### Written task 1
Convert the rows from the line with "y-tick-label: 0 — [76, 467, 86, 480]" up to and including the line with "For every button, label, input, icon, or" into a numbered list, leaving out any blank lines.
### Written task 2
Carry on the text about bank securitisation and South African household debt from the point where it stops.

### Selected text
=-=-=-=-=

We have also requested furthering information from the NCR regarding the compliance of the banks in terms of registering credit agreements that have been sold or traded with the NCR, but nothing has been forthcoming as yet.
In terms of the NCA, the banks must give the debt counsellors information as per their request. But the banks all have one ‘template answer’ and obviously feel that they do not have to answer these types of questions. It is another point which we have raised both with the NCR and with the Minister,” says Solomon.
She notes that from a debt counsellor’s perspective, securitisation has huge implications, as the counsellor needs to know who the debt belongs to, to ensure negotiations and payments. “If we do not know who the real owner of the debt is, how can we make a judgement call on the outstanding ownership of the debt?”
In terms of the effect of securitisation on the debt counselling process, Solomon says that it could mean that a credit agreement is illegal. “If the ownership of the debt shifts, it could mean the banks have no legal status over the debt, because they do not own the debt. The new holder or owner of the debt would also need to be a registered credit provider in terms of the NCA. Of course, a debt counsellor would look at the debt differently if they knew it was securitised and would question the legality of the action on behalf of the consumer.”
Solomon further notes that consumers absolutely have the right to know if their loan has been securitised.
“If the bank has securitised a debt, made money from your signature without your consent or knowledge, and then try to take legal action against you should you default on the loan, it is 100% your right as a consumer to know this. Maybe this could be the reason why the banks have note mbraced the NCA or tried to window dress the debt counselling process, because they know that should the truth be revealed, they could stand to lose more than what they are currently worth.”
So what to do?
How do these issues impact ordinary South Africans?
And what can we do about it?
1. Get informed
Firstly, we need to realise that we ordinary South Africans don’t know what is really going on. The “money” in the financial system is no longer backed gold reserves, nor are deposits in the bank held safely in a vault. “Money” is little more than electronic bookkeeping entries based on “promises to pay” .It is up to us to demand and ensure that our financial system operates on sound principles. As the people of Cyprus just discovered, relying on government or the financial authorities in a country to monitor and maintain the system responsibly, can lead to unimaginable consequences: government “appropriating” as much as 40% of the money in depositors’ accounts at its two biggest banks to bailout the financial institutions! We need to become informed, involved and concerned citizens who understand what is going on and what the implications are, and take the necessary action to safeguard our rights and interests, not only for ourselves, but for our fellow South Africans and our children.
2. Become part of the solution
We also need to understand that the fractional reserve system is dangerous and inherently unsustainable. As Russell Lamberti, head strategist at EFM Analytics, wrote in an article published in the Mail & Guardian:
“The current financial crisis is no accident. It is the predictable and logical result of fractional reserve banking and the political-legal privileges that make this system possible.”
Because the “credit” or “money” loaned by banks is not backed up by actual deposits in the bank, but simply on ever-more “promises to pay”, it is creating a credit pyramid that drives unsustainable over-consumption.
This is patently clear in South Africa. While our financial system is strong and highly regulated, the reality is that debt levels in South Africa are frightening. There are 19.69 million active credit consumers, of which 46.9% – almost half – have impaired credit records. Our 75.8% debt-to-disposable income ratio is extremely high by our own historic standards, and this at a time of prolonged, low interest rates. The value of outstanding credit balances in the South African household sector showed growth of 9.8% year-on-year (y/y) to R1.311 trillion up to the end of February 2013. The components of installment sales and unsecured credit (comprising personal loans, micro finance, credit card debt and overdrafts) continued to record relatively strong growth of 19.6% y/y and 27.4% y/y respectively in February.

=-=-=-=-=

### Raw records
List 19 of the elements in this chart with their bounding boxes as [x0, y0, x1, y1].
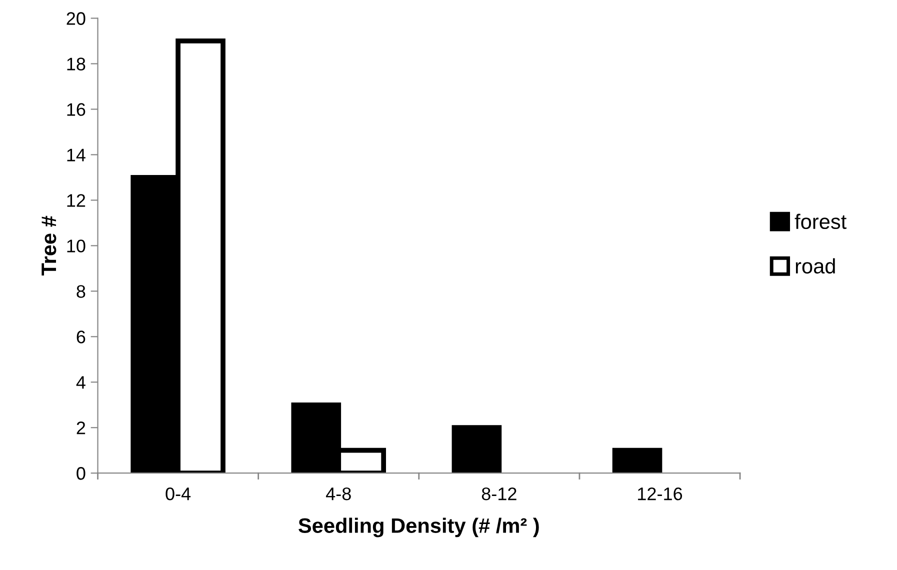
y-tick-label: 0 — [76, 467, 86, 480]
x-tick-label: 8-12 — [482, 487, 516, 500]
x-tick-label: 12-16 — [638, 487, 682, 500]
y-tick-label: 14 — [67, 148, 86, 162]
y-tick-label: 10 — [67, 240, 86, 252]
x-tick-label: 0-4 — [166, 487, 191, 500]
legend-label: forest — [794, 214, 846, 230]
y-tick-label: 8 — [76, 285, 86, 298]
y-tick-label: 6 — [76, 330, 86, 344]
y-tick-label: 12 — [67, 194, 86, 207]
y-tick-label: 2 — [76, 422, 86, 434]
y-tick-label: 4 — [76, 376, 86, 389]
legend-label: road — [796, 258, 835, 274]
x-axis-title: Seedling Density (# /m² ) — [298, 518, 539, 538]
y-tick-label: 18 — [67, 58, 86, 70]
y-axis-title: Tree # — [42, 216, 56, 276]
y-tick-label: 16 — [67, 103, 86, 116]
x-tick-label: 4-8 — [326, 487, 351, 500]
y-tick-label: 20 — [66, 12, 86, 25]
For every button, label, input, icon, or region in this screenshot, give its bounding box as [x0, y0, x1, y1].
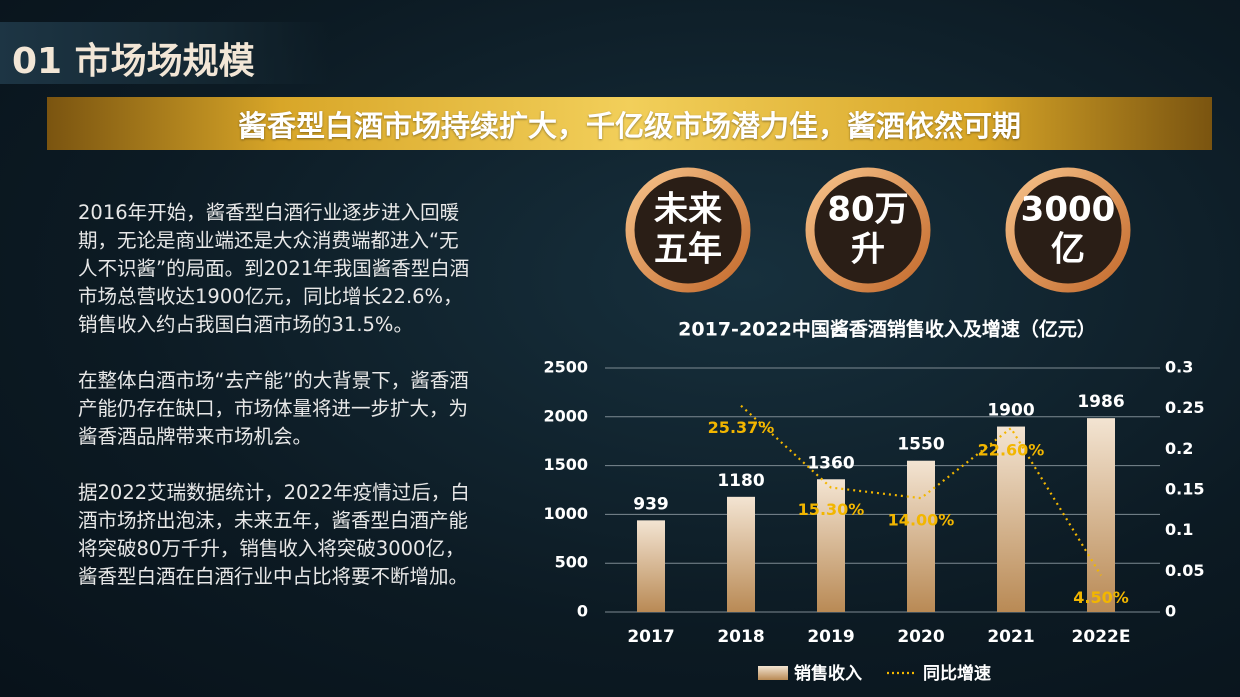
- y-tick-label: 1500: [543, 455, 588, 474]
- paragraph: 2016年开始，酱香型白酒行业逐步进入回暖期，无论是商业端还是大众消费端都进入“…: [78, 201, 470, 336]
- body-text: 2016年开始，酱香型白酒行业逐步进入回暖期，无论是商业端还是大众消费端都进入“…: [78, 199, 473, 619]
- bar: [817, 479, 845, 612]
- y-tick-label: 500: [555, 553, 588, 572]
- badge-ring: [1005, 167, 1131, 293]
- badge-text: 80万: [827, 190, 908, 230]
- x-tick-label: 2020: [897, 627, 944, 647]
- badge-text: 亿: [1051, 230, 1085, 270]
- chart-title: 2017-2022中国酱香酒销售收入及增速（亿元）: [678, 318, 1096, 341]
- line-label: 4.50%: [1073, 588, 1129, 607]
- paragraph: 据2022艾瑞数据统计，2022年疫情过后，白酒市场挤出泡沫，未来五年，酱香型白…: [78, 481, 470, 588]
- line-label: 25.37%: [708, 418, 775, 437]
- x-tick-label: 2018: [717, 627, 764, 647]
- section-title: 01 市场场规模: [12, 41, 255, 82]
- legend-swatch: [758, 666, 788, 680]
- y2-tick-label: 0.3: [1165, 358, 1193, 377]
- y2-tick-label: 0.1: [1165, 520, 1193, 539]
- y-tick-label: 2500: [543, 358, 588, 377]
- paragraph: 在整体白酒市场“去产能”的大背景下，酱香酒产能仍存在缺口，市场体量将进一步扩大，…: [78, 369, 469, 448]
- y2-tick-label: 0.05: [1165, 561, 1204, 580]
- y2-tick-label: 0.15: [1165, 480, 1204, 499]
- badge-text: 未来: [654, 190, 722, 230]
- badge-ring: [805, 167, 931, 293]
- bar-label: 939: [633, 494, 669, 514]
- x-tick-label: 2021: [987, 627, 1034, 647]
- badge-text: 五年: [654, 230, 722, 270]
- line-label: 14.00%: [888, 511, 955, 530]
- y-tick-label: 2000: [543, 406, 588, 425]
- bar-label: 1550: [897, 435, 944, 455]
- x-tick-label: 2017: [627, 627, 674, 647]
- y-tick-label: 0: [577, 602, 588, 621]
- x-tick-label: 2022E: [1072, 627, 1131, 647]
- x-tick-label: 2019: [807, 627, 854, 647]
- legend-label: 销售收入: [794, 663, 862, 684]
- bar-label: 1180: [717, 471, 764, 491]
- y2-tick-label: 0.2: [1165, 439, 1193, 458]
- bar-label: 1360: [807, 453, 854, 473]
- section-header: 01 市场场规模: [0, 22, 330, 84]
- legend-label: 同比增速: [923, 663, 991, 684]
- badge-text: 3000: [1021, 190, 1116, 230]
- badge-text: 升: [851, 230, 885, 270]
- bar: [727, 496, 755, 612]
- y-tick-label: 1000: [543, 504, 588, 523]
- banner: 酱香型白酒市场持续扩大，千亿级市场潜力佳，酱酒依然可期: [47, 97, 1212, 150]
- y2-tick-label: 0: [1165, 602, 1176, 621]
- line-label: 22.60%: [978, 441, 1045, 460]
- y2-tick-label: 0.25: [1165, 398, 1204, 417]
- bar: [907, 460, 935, 612]
- badge-ring: [625, 167, 751, 293]
- bar: [1087, 418, 1115, 612]
- bar-label: 1986: [1077, 392, 1124, 412]
- bar: [637, 520, 665, 612]
- bar-label: 1900: [987, 401, 1034, 421]
- line-label: 15.30%: [798, 500, 865, 519]
- bar: [997, 426, 1025, 612]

=-=-=-=-=

### Exercise result 1
1. y-tick-label: 0 — [76, 467, 86, 480]
2. x-tick-label: 8-12 — [482, 487, 516, 500]
3. x-tick-label: 12-16 — [638, 487, 682, 500]
4. y-tick-label: 14 — [67, 148, 86, 162]
5. y-tick-label: 10 — [67, 240, 86, 252]
6. x-tick-label: 0-4 — [166, 487, 191, 500]
7. legend-label: forest — [794, 214, 846, 230]
8. y-tick-label: 8 — [76, 285, 86, 298]
9. y-tick-label: 6 — [76, 330, 86, 344]
10. y-tick-label: 12 — [67, 194, 86, 207]
11. y-tick-label: 2 — [76, 422, 86, 434]
12. y-tick-label: 4 — [76, 376, 86, 389]
13. legend-label: road — [796, 258, 835, 274]
14. x-axis-title: Seedling Density (# /m² ) — [298, 518, 539, 538]
15. y-tick-label: 18 — [67, 58, 86, 70]
16. y-axis-title: Tree # — [42, 216, 56, 276]
17. y-tick-label: 16 — [67, 103, 86, 116]
18. x-tick-label: 4-8 — [326, 487, 351, 500]
19. y-tick-label: 20 — [66, 12, 86, 25]
20. For every button, label, input, icon, or region in this screenshot, give its bounding box as [x0, y0, x1, y1].

### Exercise result 2
The rise of unsecured lending in particular has raised alarm bells.
Many experts are deeply concerned about the level of debt defaults that could occur if interest rates begin to rise.
We cannot deny that our excessive debt levels are a part of the problem – our demand for credit is driving an ever-more unsustainable and shaky financial system. We need to understand the system, and we need to use it responsible and intelligently. And, simultaneously, we need to demand that those in power also use the system responsibly and intelligently to protect us from the financial disasters that are playing out across the globe.
Be part of the solution by drastically reducing the number of your valuable “promises to pay” floating around in the financial system. In other words, avoid making debt, especially the kind of short-term, high-interest debt that enslaves us to the financial system.
3. Take action
We are far too comfortable and complacent in South Africa. And complacency is dangerous – we hardly notice how our freedoms and our values as a society are being eroded – like a frog that is slowly boiled to death. When organisations such as the DCI, NewERA or the Free Market Foundation alert us that our rights are under threat, we need to take action.
If banks are enforcing “loans” that have no legal validity and are charging interest on these “loans” that do not legally exist, we need to take action. If banks are repossessing homes and other assets illegally when the debts in question have been securitised, we need to stand up against a violation of human rights that is destroying thousands of people’s lives. If our government and financial institutions are “creating” money in a way that threatens our entire financial system, we need to do something.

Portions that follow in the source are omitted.